• INSTRUCTIONS TO FOLLOW:
Count lines, not occurrences: report how many lines in the records hold the string "adhesive", and nothing else.

Stored data entries
------------------------------------------------------------
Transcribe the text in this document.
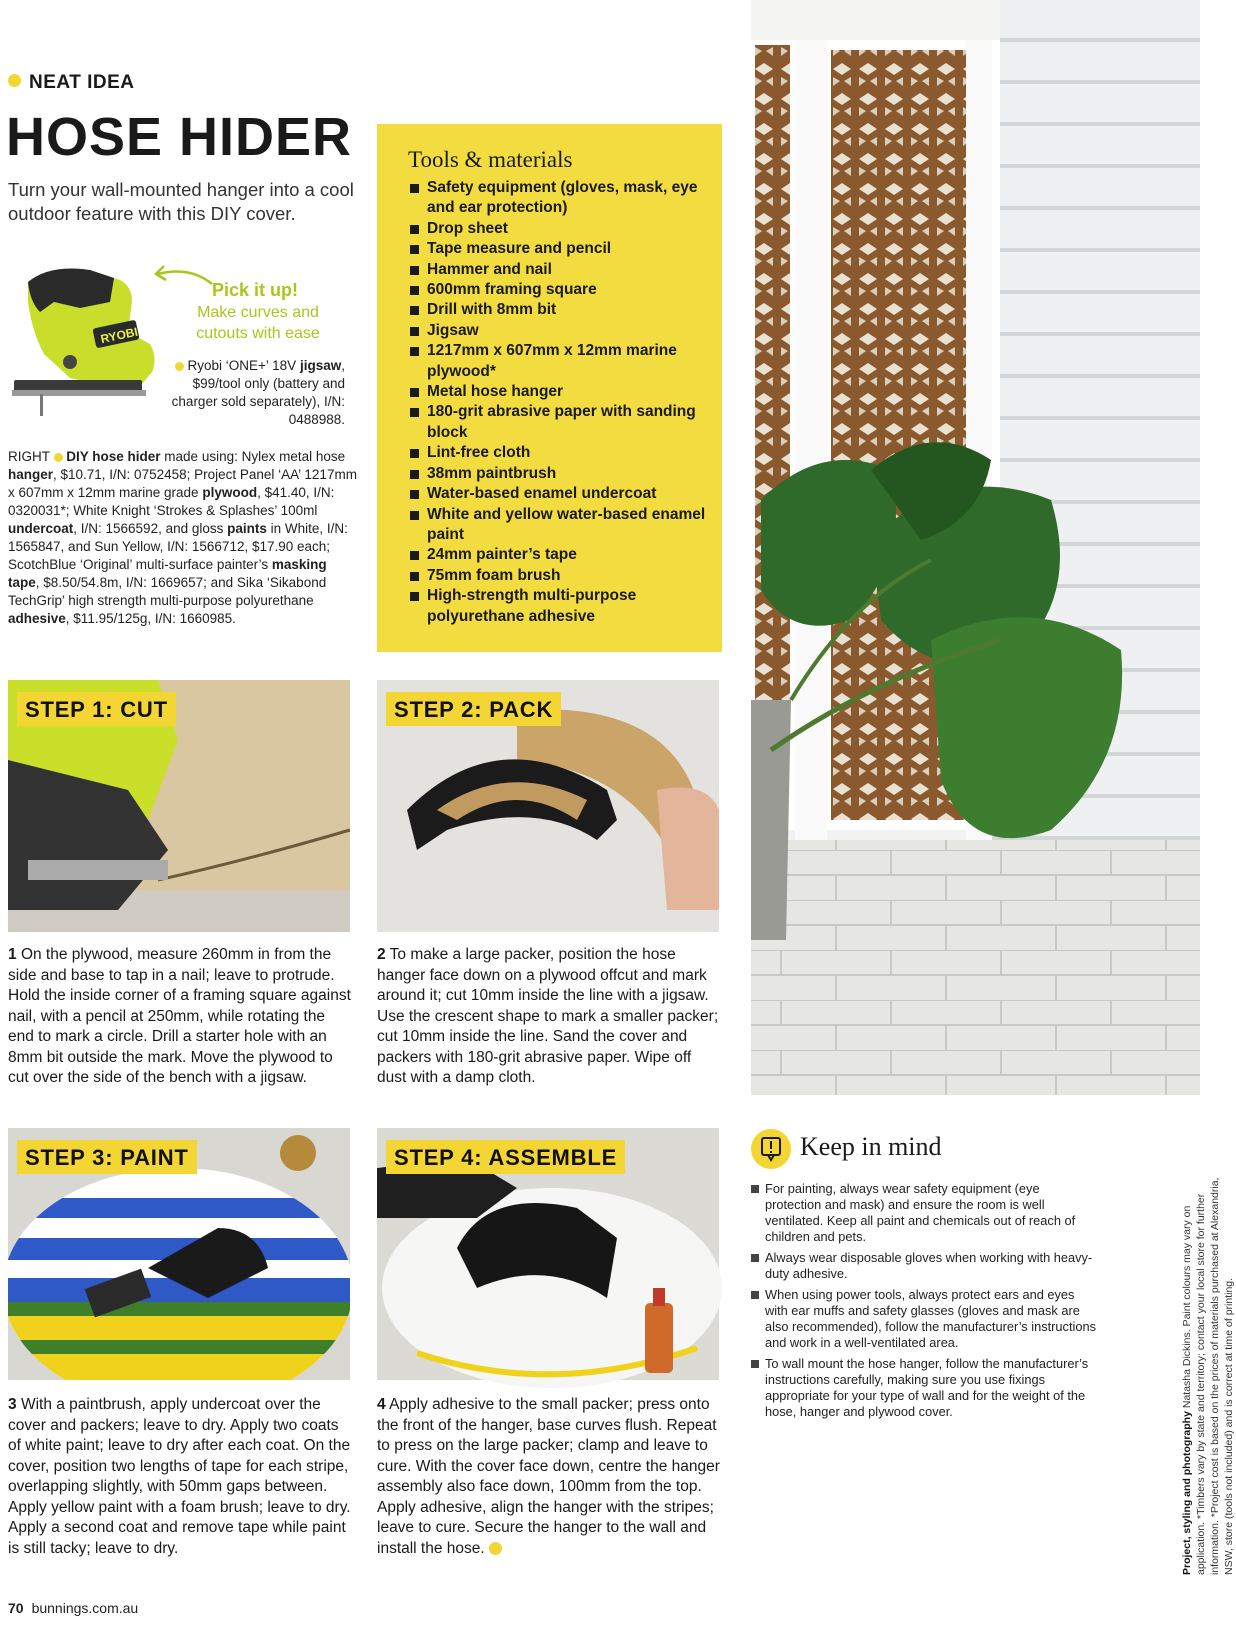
NEAT IDEA
HOSE HIDER
Turn your wall-mounted hanger into a cool outdoor feature with this DIY cover.
RYOBI
Pick it up!
Make curves and cutouts with ease
Ryobi ‘ONE+’ 18V jigsaw, $99/tool only (battery and charger sold separately), I/N: 0488988.
RIGHT  DIY hose hider made using: Nylex metal hose hanger, $10.71, I/N: 0752458; Project Panel ‘AA’ 1217mm x 607mm x 12mm marine grade plywood, $41.40, I/N: 0320031*; White Knight ‘Strokes & Splashes’ 100ml undercoat, I/N: 1566592, and gloss paints in White, I/N: 1565847, and Sun Yellow, I/N: 1566712, $17.90 each; ScotchBlue ‘Original’ multi-surface painter’s masking tape, $8.50/54.8m, I/N: 1669657; and Sika ‘Sikabond TechGrip’ high strength multi-purpose polyurethane adhesive, $11.95/125g, I/N: 1660985.
Tools & materials
Safety equipment (gloves, mask, eye and ear protection)
Drop sheet
Tape measure and pencil
Hammer and nail
600mm framing square
Drill with 8mm bit
Jigsaw
1217mm x 607mm x 12mm marine plywood*
Metal hose hanger
180-grit abrasive paper with sanding block
Lint-free cloth
38mm paintbrush
Water-based enamel undercoat
White and yellow water-based enamel paint
24mm painter’s tape
75mm foam brush
High-strength multi-purpose polyurethane adhesive
STEP 1: CUT	STEP 2: PACK
STEP 3: PAINT	STEP 4: ASSEMBLE
1 On the plywood, measure 260mm in from the side and base to tap in a nail; leave to protrude. Hold the inside corner of a framing square against nail, with a pencil at 250mm, while rotating the end to mark a circle. Drill a starter hole with an 8mm bit outside the mark. Move the plywood to cut over the side of the bench with a jigsaw.
2 To make a large packer, position the hose hanger face down on a plywood offcut and mark around it; cut 10mm inside the line with a jigsaw. Use the crescent shape to mark a smaller packer; cut 10mm inside the line. Sand the cover and packers with 180-grit abrasive paper. Wipe off dust with a damp cloth.
3 With a paintbrush, apply undercoat over the cover and packers; leave to dry. Apply two coats of white paint; leave to dry after each coat. On the cover, position two lengths of tape for each stripe, overlapping slightly, with 50mm gaps between. Apply yellow paint with a foam brush; leave to dry. Apply a second coat and remove tape while paint is still tacky; leave to dry.
4 Apply adhesive to the small packer; press onto the front of the hanger, base curves flush. Repeat to press on the large packer; clamp and leave to cure. With the cover face down, centre the hanger assembly also face down, 100mm from the top. Apply adhesive, align the hanger with the stripes; leave to cure. Secure the hanger to the wall and install the hose.
Keep in mind
For painting, always wear safety equipment (eye protection and mask) and ensure the room is well ventilated. Keep all paint and chemicals out of reach of children and pets.
Always wear disposable gloves when working with heavy-duty adhesive.
When using power tools, always protect ears and eyes with ear muffs and safety glasses (gloves and mask are also recommended), follow the manufacturer’s instructions and work in a well-ventilated area.
To wall mount the hose hanger, follow the manufacturer’s instructions carefully, making sure you use fixings appropriate for your type of wall and for the weight of the hose, hanger and plywood cover.	Project, styling and photography Natasha Dickins. Paint colours may vary on application. *Timbers vary by state and territory; contact your local store for further information. *Project cost is based on the prices of materials purchased at Alexandria, NSW, store (tools not included) and is correct at time of printing.
70 bunnings.com.au
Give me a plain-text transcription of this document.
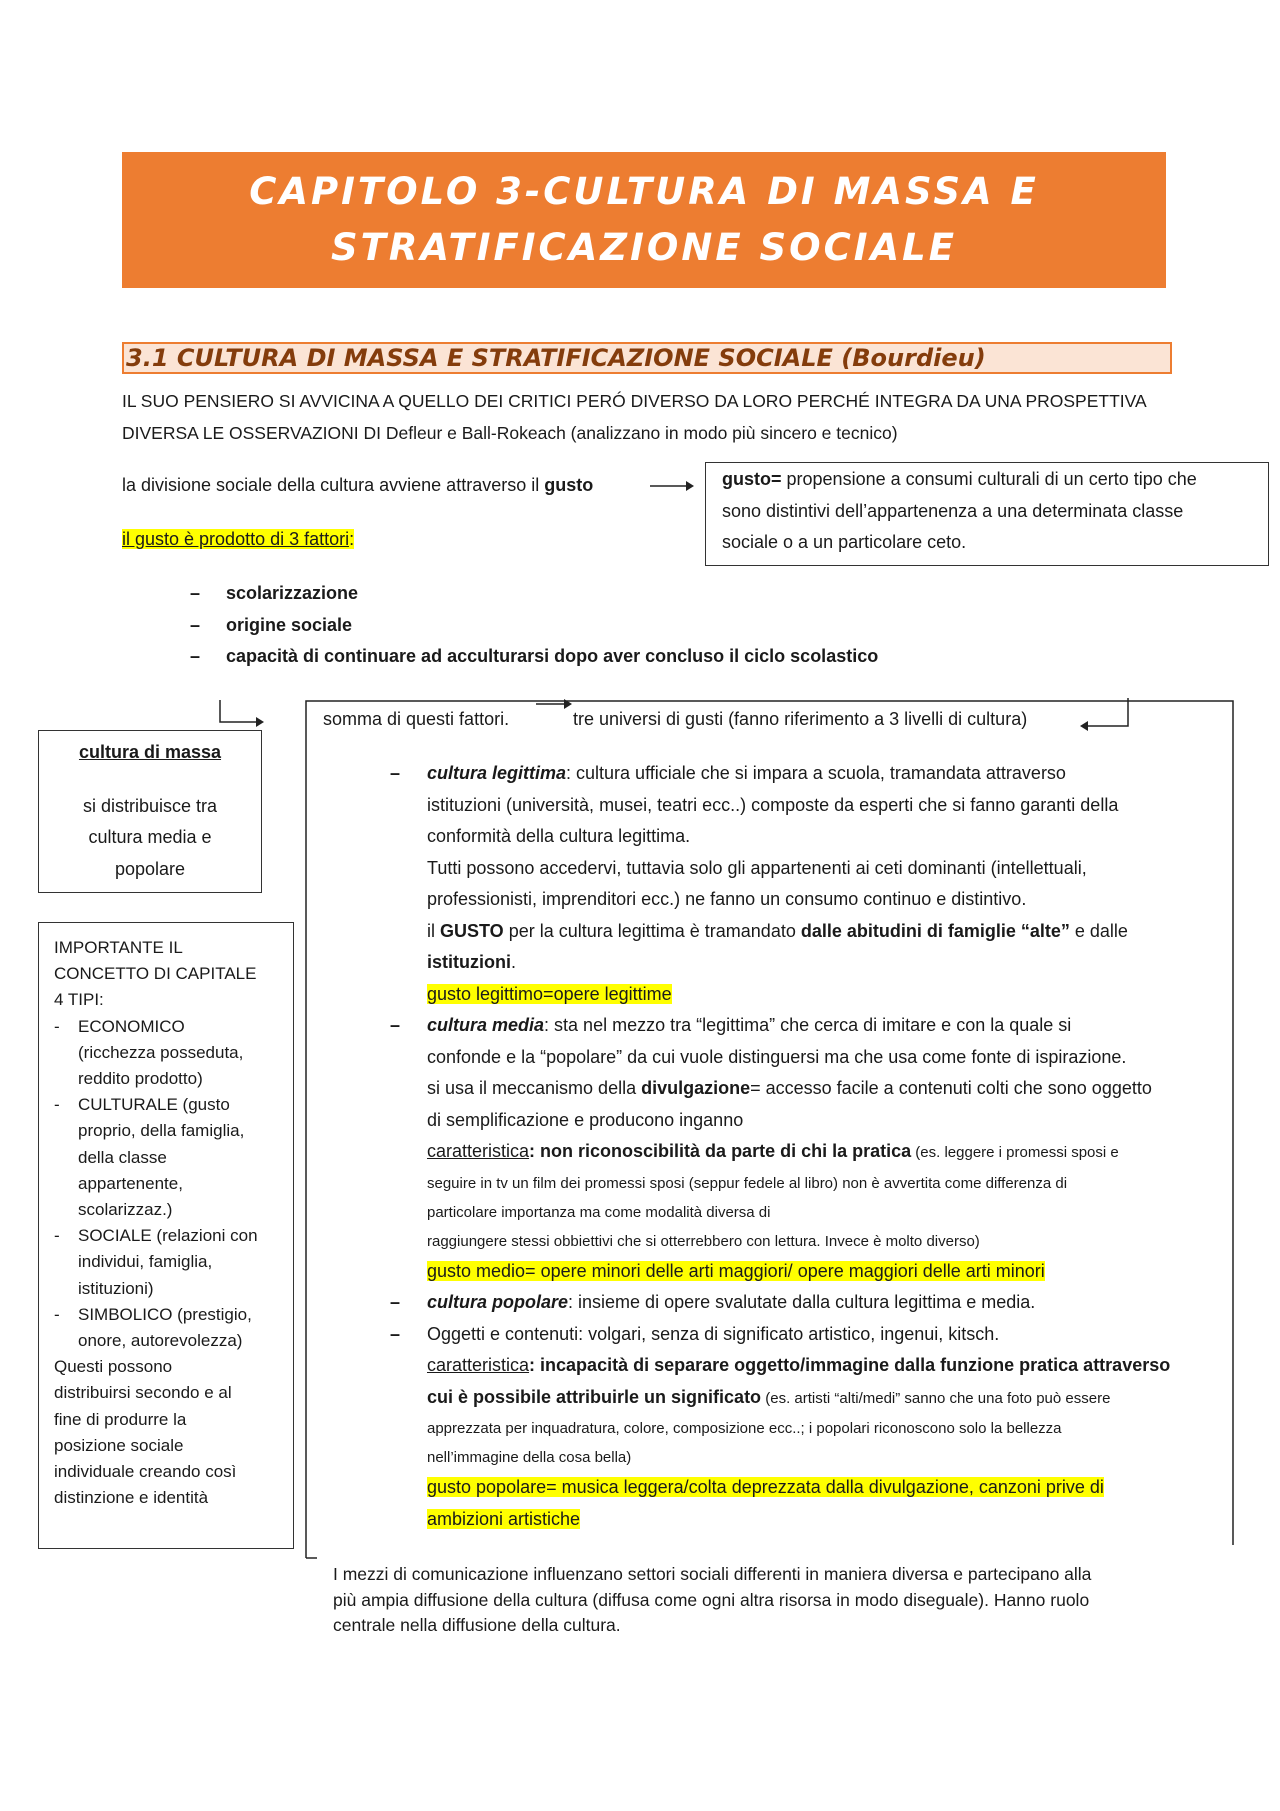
CAPITOLO 3-CULTURA DI MASSA E
STRATIFICAZIONE SOCIALE
3.1 CULTURA DI MASSA E STRATIFICAZIONE SOCIALE (Bourdieu)
IL SUO PENSIERO SI AVVICINA A QUELLO DEI CRITICI PERÓ DIVERSO DA LORO PERCHÉ INTEGRA DA UNA PROSPETTIVA
DIVERSA LE OSSERVAZIONI DI Defleur e Ball-Rokeach (analizzano in modo più sincero e tecnico)
la divisione sociale della cultura avviene attraverso il gusto	gusto= propensione a consumi culturali di un certo tipo che
sono distintivi dell’appartenenza a una determinata classe
sociale o a un particolare ceto.
il gusto è prodotto di 3 fattori:
– scolarizzazione
– origine sociale
– capacità di continuare ad acculturarsi dopo aver concluso il ciclo scolastico
cultura di massa
si distribuisce tra
cultura media e
popolare
IMPORTANTE IL
CONCETTO DI CAPITALE
4 TIPI:
-	ECONOMICO
(ricchezza posseduta,
reddito prodotto)
-	CULTURALE (gusto
proprio, della famiglia,
della classe
appartenente,
scolarizzaz.)
-	SOCIALE (relazioni con
individui, famiglia,
istituzioni)
-	SIMBOLICO (prestigio,
onore, autorevolezza)
Questi possono
distribuirsi secondo e al
fine di produrre la
posizione sociale
individuale creando così
distinzione e identità
somma di questi fattori.	tre universi di gusti (fanno riferimento a 3 livelli di cultura)
–	cultura legittima: cultura ufficiale che si impara a scuola, tramandata attraverso
istituzioni (università, musei, teatri ecc..) composte da esperti che si fanno garanti della
conformità della cultura legittima.
Tutti possono accedervi, tuttavia solo gli appartenenti ai ceti dominanti (intellettuali,
professionisti, imprenditori ecc.) ne fanno un consumo continuo e distintivo.
il GUSTO per la cultura legittima è tramandato dalle abitudini di famiglie “alte” e dalle
istituzioni.
gusto legittimo=opere legittime
–	cultura media: sta nel mezzo tra “legittima” che cerca di imitare e con la quale si
confonde e la “popolare” da cui vuole distinguersi ma che usa come fonte di ispirazione.
si usa il meccanismo della divulgazione= accesso facile a contenuti colti che sono oggetto
di semplificazione e producono inganno
caratteristica: non riconoscibilità da parte di chi la pratica (es. leggere i promessi sposi e
seguire in tv un film dei promessi sposi (seppur fedele al libro) non è avvertita come differenza di
particolare importanza ma come modalità diversa di
raggiungere stessi obbiettivi che si otterrebbero con lettura. Invece è molto diverso)
gusto medio= opere minori delle arti maggiori/ opere maggiori delle arti minori
–	cultura popolare: insieme di opere svalutate dalla cultura legittima e media.
–	Oggetti e contenuti: volgari, senza di significato artistico, ingenui, kitsch.
caratteristica: incapacità di separare oggetto/immagine dalla funzione pratica attraverso
cui è possibile attribuirle un significato (es. artisti “alti/medi” sanno che una foto può essere
apprezzata per inquadratura, colore, composizione ecc..; i popolari riconoscono solo la bellezza
nell’immagine della cosa bella)
gusto popolare= musica leggera/colta deprezzata dalla divulgazione, canzoni prive di
ambizioni artistiche
I mezzi di comunicazione influenzano settori sociali differenti in maniera diversa e partecipano alla
più ampia diffusione della cultura (diffusa come ogni altra risorsa in modo diseguale). Hanno ruolo
centrale nella diffusione della cultura.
------------------------------------------------------------
• FINAL ANSWER:
4